* **Job**
Write every record out again exactly, and keep images out of it.

-- START --

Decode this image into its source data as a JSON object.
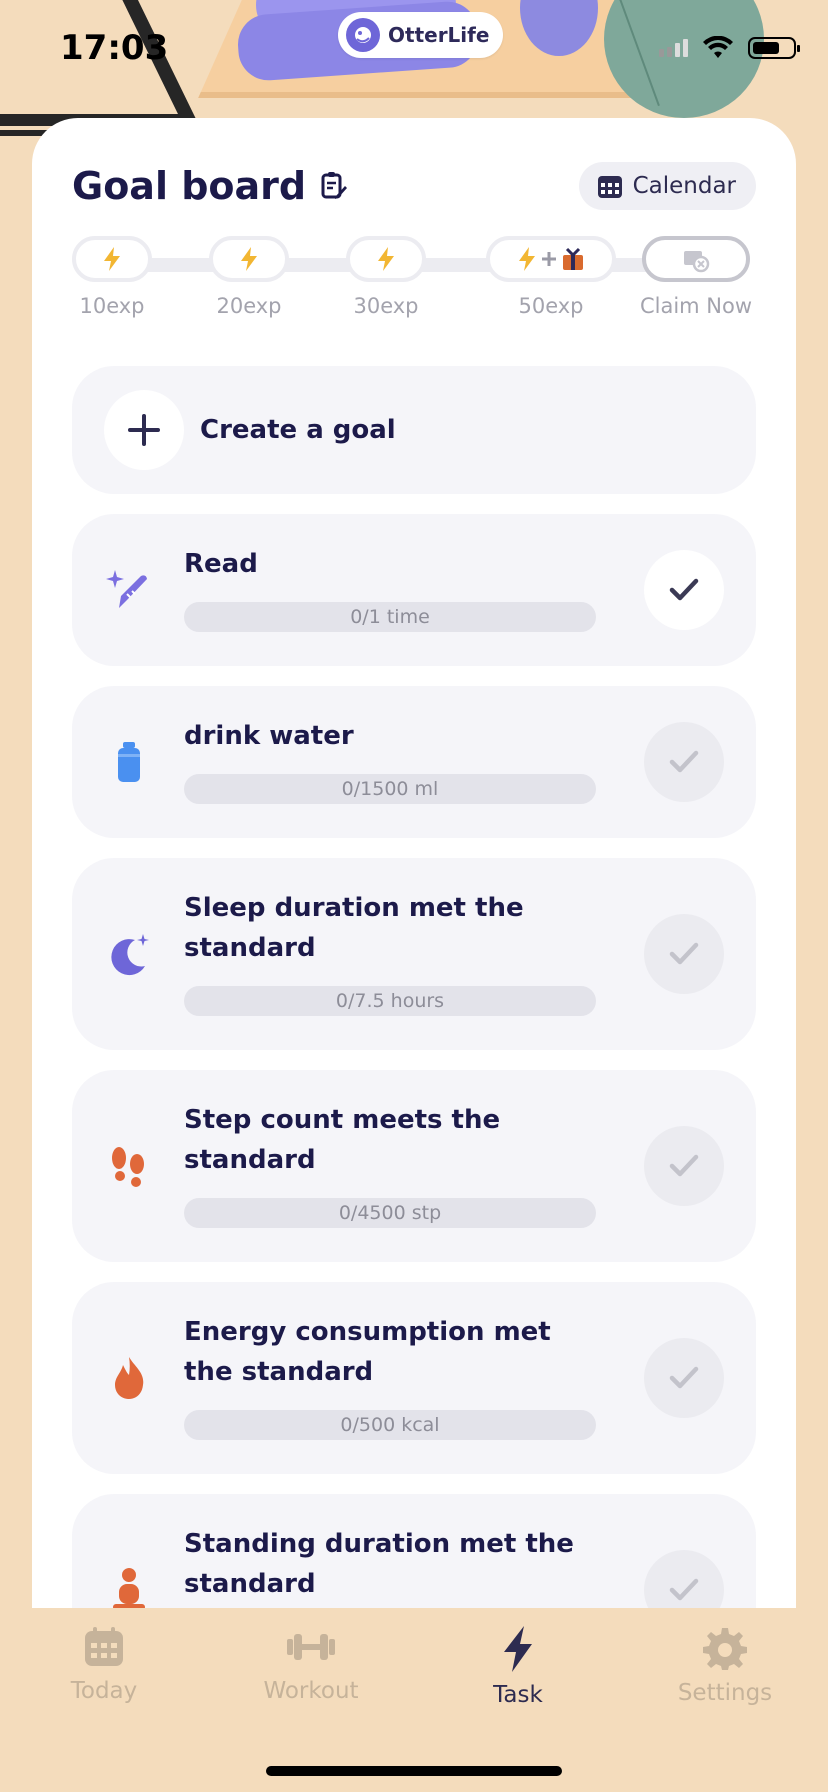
{
  "status_bar": {
    "time": "17:03"
  },
  "brand": {
    "name": "OtterLife"
  },
  "header": {
    "title": "Goal board",
    "calendar_label": "Calendar"
  },
  "exp_track": {
    "milestones": [
      {
        "label": "10exp"
      },
      {
        "label": "20exp"
      },
      {
        "label": "30exp"
      },
      {
        "label": "50exp"
      }
    ],
    "claim_label": "Claim Now"
  },
  "create_goal": {
    "label": "Create a goal"
  },
  "goals": [
    {
      "name": "Read",
      "progress": "0/1 time",
      "done": true,
      "icon": "pen-sparkle-icon"
    },
    {
      "name": "drink water",
      "progress": "0/1500 ml",
      "done": false,
      "icon": "water-bottle-icon"
    },
    {
      "name": "Sleep duration met the standard",
      "progress": "0/7.5 hours",
      "done": false,
      "icon": "moon-icon"
    },
    {
      "name": "Step count meets the standard",
      "progress": "0/4500 stp",
      "done": false,
      "icon": "footprints-icon"
    },
    {
      "name": "Energy consumption met the standard",
      "progress": "0/500 kcal",
      "done": false,
      "icon": "flame-icon"
    },
    {
      "name": "Standing duration met the standard",
      "progress": "",
      "done": false,
      "icon": "standing-person-icon"
    }
  ],
  "tabs": [
    {
      "label": "Today",
      "icon": "calendar-icon",
      "active": false
    },
    {
      "label": "Workout",
      "icon": "dumbbell-icon",
      "active": false
    },
    {
      "label": "Task",
      "icon": "lightning-icon",
      "active": true
    },
    {
      "label": "Settings",
      "icon": "gear-icon",
      "active": false
    }
  ],
  "colors": {
    "background": "#f4dcbc",
    "card": "#ffffff",
    "row": "#f5f5f9",
    "title": "#1c1a4a",
    "accent_purple": "#6e66d8",
    "lightning": "#f2b632",
    "orange": "#e0683a",
    "water_blue": "#4a90f0"
  }
}
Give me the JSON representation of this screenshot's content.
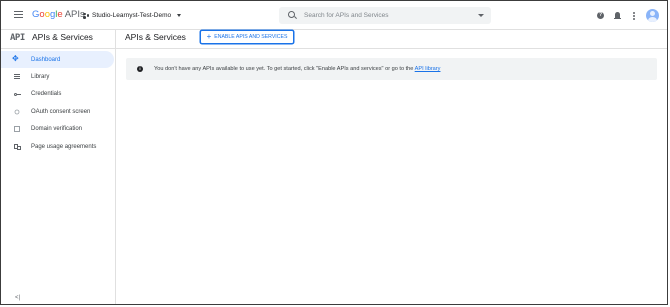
{
  "topbar": {
    "logo": {
      "google": "Google",
      "apis": "APIs"
    },
    "project_name": "Studio-Learnyst-Test-Demo",
    "search_placeholder": "Search for APIs and Services",
    "help_glyph": "?"
  },
  "sidebar": {
    "logo_text": "API",
    "title": "APIs & Services",
    "items": [
      {
        "label": "Dashboard",
        "icon": "dashboard-icon",
        "active": true
      },
      {
        "label": "Library",
        "icon": "library-icon"
      },
      {
        "label": "Credentials",
        "icon": "key-icon"
      },
      {
        "label": "OAuth consent screen",
        "icon": "oauth-icon"
      },
      {
        "label": "Domain verification",
        "icon": "domain-icon"
      },
      {
        "label": "Page usage agreements",
        "icon": "page-usage-icon"
      }
    ],
    "collapse_glyph": "<|"
  },
  "main": {
    "title": "APIs & Services",
    "enable_button": {
      "plus": "+",
      "label": "ENABLE APIS AND SERVICES"
    },
    "banner": {
      "text": "You don't have any APIs available to use yet. To get started, click \"Enable APIs and services\" or go to the ",
      "link": "API library",
      "icon_glyph": "i"
    }
  },
  "colors": {
    "accent": "#1a73e8",
    "active_bg": "#e8f0fe",
    "banner_bg": "#f1f3f4"
  }
}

-- END --

* **Complete output**
Decode this image into its source data as a JSON object.
{
  "status_bar": {
    "time": "17:03"
  },
  "brand": {
    "name": "OtterLife"
  },
  "header": {
    "title": "Goal board",
    "calendar_label": "Calendar"
  },
  "exp_track": {
    "milestones": [
      {
        "label": "10exp"
      },
      {
        "label": "20exp"
      },
      {
        "label": "30exp"
      },
      {
        "label": "50exp"
      }
    ],
    "claim_label": "Claim Now"
  },
  "create_goal": {
    "label": "Create a goal"
  },
  "goals": [
    {
      "name": "Read",
      "progress": "0/1 time",
      "done": true,
      "icon": "pen-sparkle-icon"
    },
    {
      "name": "drink water",
      "progress": "0/1500 ml",
      "done": false,
      "icon": "water-bottle-icon"
    },
    {
      "name": "Sleep duration met the standard",
      "progress": "0/7.5 hours",
      "done": false,
      "icon": "moon-icon"
    },
    {
      "name": "Step count meets the standard",
      "progress": "0/4500 stp",
      "done": false,
      "icon": "footprints-icon"
    },
    {
      "name": "Energy consumption met the standard",
      "progress": "0/500 kcal",
      "done": false,
      "icon": "flame-icon"
    },
    {
      "name": "Standing duration met the standard",
      "progress": "",
      "done": false,
      "icon": "standing-person-icon"
    }
  ],
  "tabs": [
    {
      "label": "Today",
      "icon": "calendar-icon",
      "active": false
    },
    {
      "label": "Workout",
      "icon": "dumbbell-icon",
      "active": false
    },
    {
      "label": "Task",
      "icon": "lightning-icon",
      "active": true
    },
    {
      "label": "Settings",
      "icon": "gear-icon",
      "active": false
    }
  ],
  "colors": {
    "background": "#f4dcbc",
    "card": "#ffffff",
    "row": "#f5f5f9",
    "title": "#1c1a4a",
    "accent_purple": "#6e66d8",
    "lightning": "#f2b632",
    "orange": "#e0683a",
    "water_blue": "#4a90f0"
  }
}
Give me the JSON representation of this screenshot's content.
{
  "topbar": {
    "logo": {
      "google": "Google",
      "apis": "APIs"
    },
    "project_name": "Studio-Learnyst-Test-Demo",
    "search_placeholder": "Search for APIs and Services",
    "help_glyph": "?"
  },
  "sidebar": {
    "logo_text": "API",
    "title": "APIs & Services",
    "items": [
      {
        "label": "Dashboard",
        "icon": "dashboard-icon",
        "active": true
      },
      {
        "label": "Library",
        "icon": "library-icon"
      },
      {
        "label": "Credentials",
        "icon": "key-icon"
      },
      {
        "label": "OAuth consent screen",
        "icon": "oauth-icon"
      },
      {
        "label": "Domain verification",
        "icon": "domain-icon"
      },
      {
        "label": "Page usage agreements",
        "icon": "page-usage-icon"
      }
    ],
    "collapse_glyph": "<|"
  },
  "main": {
    "title": "APIs & Services",
    "enable_button": {
      "plus": "+",
      "label": "ENABLE APIS AND SERVICES"
    },
    "banner": {
      "text": "You don't have any APIs available to use yet. To get started, click \"Enable APIs and services\" or go to the ",
      "link": "API library",
      "icon_glyph": "i"
    }
  },
  "colors": {
    "accent": "#1a73e8",
    "active_bg": "#e8f0fe",
    "banner_bg": "#f1f3f4"
  }
}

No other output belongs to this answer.